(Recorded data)

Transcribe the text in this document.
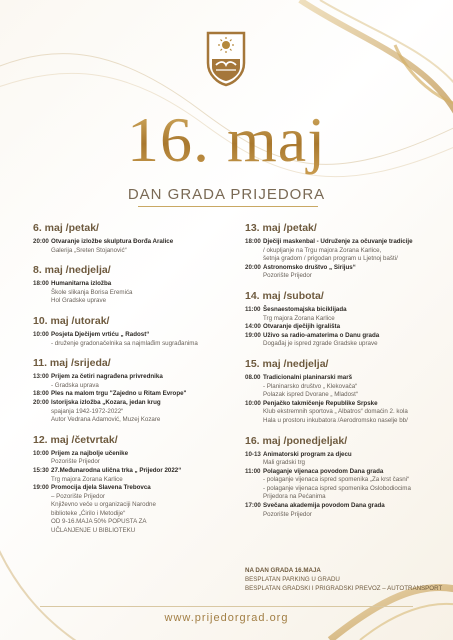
16. maj
DAN GRADA PRIJEDORA
6. maj /petak/
20:00 Otvaranje izložbe skulptura Đorđa Aralice
Galerija „Sreten Stojanović“
8. maj /nedjelja/
18:00 Humanitarna izložba
Škole slikanja Borisa Eremića
Hol Gradske uprave
10. maj /utorak/
10:00 Posjeta Dječijem vrtiću „ Radost“
- druženje gradonačelnika sa najmlađim sugrađanima
11. maj /srijeda/
13:00 Prijem za četiri nagrađena privrednika
- Gradska uprava
18:00 Ples na malom trgu "Zajedno u Ritam Evrope"
20:00 Istorijska izložba „Kozara, jedan krug
spajanja 1942-1972-2022“
Autor Vedrana Adamović, Muzej Kozare
12. maj /četvrtak/
10:00 Prijem za najbolje učenike
Pozorište Prijedor
15:30 27.Međunarodna ulična trka „ Prijedor 2022“
Trg majora Zorana Karlice
19:00 Promocija djela Slavena Trebovca
– Pozorište Prijedor
Književno veče u organizaciji Narodne
biblioteke „Ćirilo i Metodije“
OD 9-16.MAJA 50% POPUSTA ZA
UČLANJENJE U BIBLIOTEKU
13. maj /petak/
18:00 Dječiji maskenbal - Udruženje za očuvanje tradicije
/ okupljanje na Trgu majora Zorana Karlice,
šetnja gradom / prigodan program u Ljetnoj bašti/
20:00 Astronomsko društvo „ Sirijus“
Pozorište Prijedor
14. maj /subota/
11:00 Šesnaestomajska biciklijada
Trg majora Zorana Karlice
14:00 Otvaranje dječijih igrališta
19:00 Uživo sa radio-amaterima o Danu grada
Događaj je ispred zgrade Gradske uprave
15. maj /nedjelja/
08.00 Tradicionalni planinarski marš
- Planinarsko društvo „ Klekovača“
Polazak ispred Dvorane „ Mladost“
10:00 Penjačko takmičenje Republike Srpske
Klub ekstremnih sportova „ Albatros“ domaćin 2. kola
Hala u prostoru inkubatora /Aerodromsko naselje bb/
16. maj /ponedjeljak/
10-13 Animatorski program za djecu
Mali gradski trg
11:00 Polaganje vijenaca povodom Dana grada
- polaganje vijenaca ispred spomenika „Za krst časni“
- polaganje vijenaca ispred spomenika Oslobodiocima
Prijedora na Pećanima
17:00 Svečana akademija povodom Dana grada
Pozorište Prijedor
NA DAN GRADA 16.MAJA
BESPLATAN PARKING U GRADU
BESPLATAN GRADSKI I PRIGRADSKI PREVOZ – AUTOTRANSPORT
www.prijedorgrad.org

▶ _REQUIREMENTS_
Copy every line above that holds the word "MAJA".

▶ _EXERCISE SOLUTION_
OD 9-16.MAJA 50% POPUSTA ZA
NA DAN GRADA 16.MAJA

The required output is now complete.